■ Set task ■
Check each line of the material below for "κουβὰ", then copy the ones that contain it.

# START OF Records provided

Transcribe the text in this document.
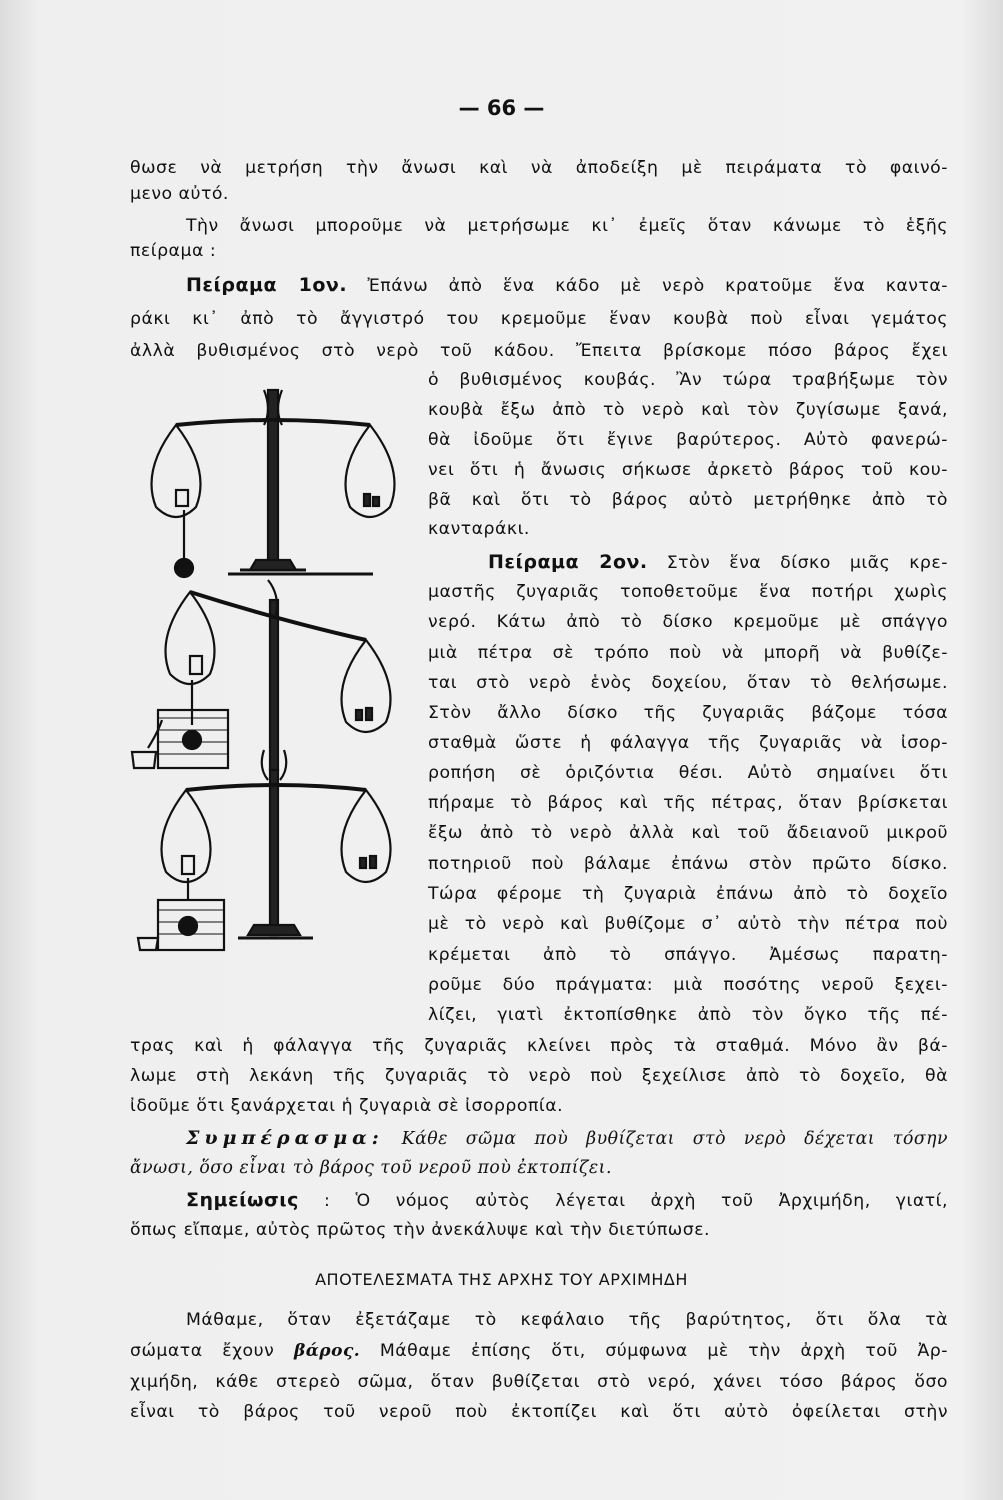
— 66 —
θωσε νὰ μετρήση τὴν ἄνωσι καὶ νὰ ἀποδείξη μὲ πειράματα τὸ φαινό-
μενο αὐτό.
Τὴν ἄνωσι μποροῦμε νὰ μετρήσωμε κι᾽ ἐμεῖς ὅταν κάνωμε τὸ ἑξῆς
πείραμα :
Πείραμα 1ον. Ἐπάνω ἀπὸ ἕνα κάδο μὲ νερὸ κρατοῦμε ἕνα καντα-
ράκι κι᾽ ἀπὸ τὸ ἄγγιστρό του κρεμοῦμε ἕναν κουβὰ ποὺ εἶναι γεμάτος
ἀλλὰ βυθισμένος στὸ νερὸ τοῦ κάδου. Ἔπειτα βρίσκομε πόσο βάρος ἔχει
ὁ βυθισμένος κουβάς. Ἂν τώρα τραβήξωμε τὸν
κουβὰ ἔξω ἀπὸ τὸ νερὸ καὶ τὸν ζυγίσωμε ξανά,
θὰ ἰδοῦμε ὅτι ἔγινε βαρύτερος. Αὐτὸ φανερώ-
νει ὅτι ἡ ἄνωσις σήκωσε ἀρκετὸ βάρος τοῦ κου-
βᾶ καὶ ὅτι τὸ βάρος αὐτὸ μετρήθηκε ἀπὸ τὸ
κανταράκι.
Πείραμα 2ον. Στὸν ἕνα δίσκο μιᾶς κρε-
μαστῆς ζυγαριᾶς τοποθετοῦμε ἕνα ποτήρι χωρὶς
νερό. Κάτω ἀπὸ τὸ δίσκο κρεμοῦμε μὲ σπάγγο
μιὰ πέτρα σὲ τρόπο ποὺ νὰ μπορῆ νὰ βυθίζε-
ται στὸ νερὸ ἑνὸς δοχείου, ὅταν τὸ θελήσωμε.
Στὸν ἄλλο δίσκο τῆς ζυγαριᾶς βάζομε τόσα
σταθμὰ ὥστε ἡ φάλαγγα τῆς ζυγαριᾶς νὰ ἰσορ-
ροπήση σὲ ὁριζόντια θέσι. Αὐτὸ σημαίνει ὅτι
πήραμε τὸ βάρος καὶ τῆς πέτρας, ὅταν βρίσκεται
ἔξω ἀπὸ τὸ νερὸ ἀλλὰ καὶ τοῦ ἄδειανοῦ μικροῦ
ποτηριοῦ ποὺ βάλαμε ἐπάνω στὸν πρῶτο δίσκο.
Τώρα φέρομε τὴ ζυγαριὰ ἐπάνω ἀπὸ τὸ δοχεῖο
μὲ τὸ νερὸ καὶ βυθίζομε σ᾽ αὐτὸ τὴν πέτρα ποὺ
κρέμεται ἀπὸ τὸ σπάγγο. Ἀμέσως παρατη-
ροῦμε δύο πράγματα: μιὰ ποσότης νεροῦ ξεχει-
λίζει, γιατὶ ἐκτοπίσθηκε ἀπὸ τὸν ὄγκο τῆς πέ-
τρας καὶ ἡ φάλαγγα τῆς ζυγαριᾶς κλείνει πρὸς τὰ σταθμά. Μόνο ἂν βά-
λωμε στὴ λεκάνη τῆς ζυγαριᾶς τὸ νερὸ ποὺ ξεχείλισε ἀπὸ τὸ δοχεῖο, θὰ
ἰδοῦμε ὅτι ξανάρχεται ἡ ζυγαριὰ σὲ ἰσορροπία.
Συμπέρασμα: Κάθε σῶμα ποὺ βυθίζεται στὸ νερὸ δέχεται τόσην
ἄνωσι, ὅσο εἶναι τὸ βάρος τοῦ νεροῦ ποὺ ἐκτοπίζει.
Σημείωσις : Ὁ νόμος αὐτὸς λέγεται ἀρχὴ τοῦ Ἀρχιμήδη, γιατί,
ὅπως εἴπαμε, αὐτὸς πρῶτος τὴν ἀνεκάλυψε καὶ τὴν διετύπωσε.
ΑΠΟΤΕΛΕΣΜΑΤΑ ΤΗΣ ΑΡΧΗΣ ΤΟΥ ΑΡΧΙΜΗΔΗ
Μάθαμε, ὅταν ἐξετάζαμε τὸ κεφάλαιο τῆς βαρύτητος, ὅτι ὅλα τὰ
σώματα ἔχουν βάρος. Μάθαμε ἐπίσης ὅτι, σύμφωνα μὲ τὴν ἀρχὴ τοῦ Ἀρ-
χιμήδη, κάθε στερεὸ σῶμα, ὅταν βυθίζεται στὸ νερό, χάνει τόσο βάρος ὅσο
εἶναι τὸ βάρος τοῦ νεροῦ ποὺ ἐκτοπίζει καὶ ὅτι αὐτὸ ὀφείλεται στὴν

# END OF Records provided
# START OF Records provided

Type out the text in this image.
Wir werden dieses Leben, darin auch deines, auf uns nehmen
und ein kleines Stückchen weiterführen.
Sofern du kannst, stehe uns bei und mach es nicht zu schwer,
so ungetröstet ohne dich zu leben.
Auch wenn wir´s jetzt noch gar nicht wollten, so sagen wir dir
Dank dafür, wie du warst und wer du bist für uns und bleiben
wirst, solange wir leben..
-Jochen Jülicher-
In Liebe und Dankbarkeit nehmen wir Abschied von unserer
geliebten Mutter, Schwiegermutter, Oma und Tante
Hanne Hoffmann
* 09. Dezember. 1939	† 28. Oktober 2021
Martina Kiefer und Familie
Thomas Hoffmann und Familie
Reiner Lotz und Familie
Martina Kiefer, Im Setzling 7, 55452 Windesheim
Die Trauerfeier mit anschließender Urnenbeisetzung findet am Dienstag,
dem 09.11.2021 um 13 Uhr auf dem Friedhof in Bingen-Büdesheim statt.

# END OF Records provided
# START OF Records provided

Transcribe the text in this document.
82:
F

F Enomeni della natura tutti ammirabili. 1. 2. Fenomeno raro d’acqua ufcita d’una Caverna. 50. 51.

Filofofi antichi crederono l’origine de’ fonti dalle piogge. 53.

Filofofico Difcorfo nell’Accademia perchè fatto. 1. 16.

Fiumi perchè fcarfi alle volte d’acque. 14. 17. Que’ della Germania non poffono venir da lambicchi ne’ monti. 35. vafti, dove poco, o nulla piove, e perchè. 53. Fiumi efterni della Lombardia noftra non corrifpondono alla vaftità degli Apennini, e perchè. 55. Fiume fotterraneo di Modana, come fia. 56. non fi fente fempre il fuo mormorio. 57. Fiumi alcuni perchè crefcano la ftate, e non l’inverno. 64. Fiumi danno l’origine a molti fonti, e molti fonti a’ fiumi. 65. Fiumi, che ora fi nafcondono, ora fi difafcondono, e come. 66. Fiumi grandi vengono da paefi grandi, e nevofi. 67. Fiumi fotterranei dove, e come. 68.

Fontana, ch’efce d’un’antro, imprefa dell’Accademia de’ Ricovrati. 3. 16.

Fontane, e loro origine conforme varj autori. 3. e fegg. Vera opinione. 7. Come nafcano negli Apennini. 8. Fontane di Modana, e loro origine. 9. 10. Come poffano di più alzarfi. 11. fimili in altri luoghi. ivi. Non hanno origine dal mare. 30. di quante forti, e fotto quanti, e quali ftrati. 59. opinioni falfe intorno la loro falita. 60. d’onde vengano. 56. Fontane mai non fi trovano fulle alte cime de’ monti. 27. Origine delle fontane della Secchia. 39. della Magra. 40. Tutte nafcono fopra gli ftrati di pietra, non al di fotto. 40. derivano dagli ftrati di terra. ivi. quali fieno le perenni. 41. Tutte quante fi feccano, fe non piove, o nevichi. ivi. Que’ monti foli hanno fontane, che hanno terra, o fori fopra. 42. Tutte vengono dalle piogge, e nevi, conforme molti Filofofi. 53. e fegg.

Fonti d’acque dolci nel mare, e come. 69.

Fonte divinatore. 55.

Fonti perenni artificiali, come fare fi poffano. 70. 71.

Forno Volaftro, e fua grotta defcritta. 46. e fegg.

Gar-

# END OF Records provided

■ Reply ■
ράκι κι᾽ ἀπὸ τὸ ἄγγιστρό του κρεμοῦμε ἕναν κουβὰ ποὺ εἶναι γεμάτος
κουβὰ ἔξω ἀπὸ τὸ νερὸ καὶ τὸν ζυγίσωμε ξανά,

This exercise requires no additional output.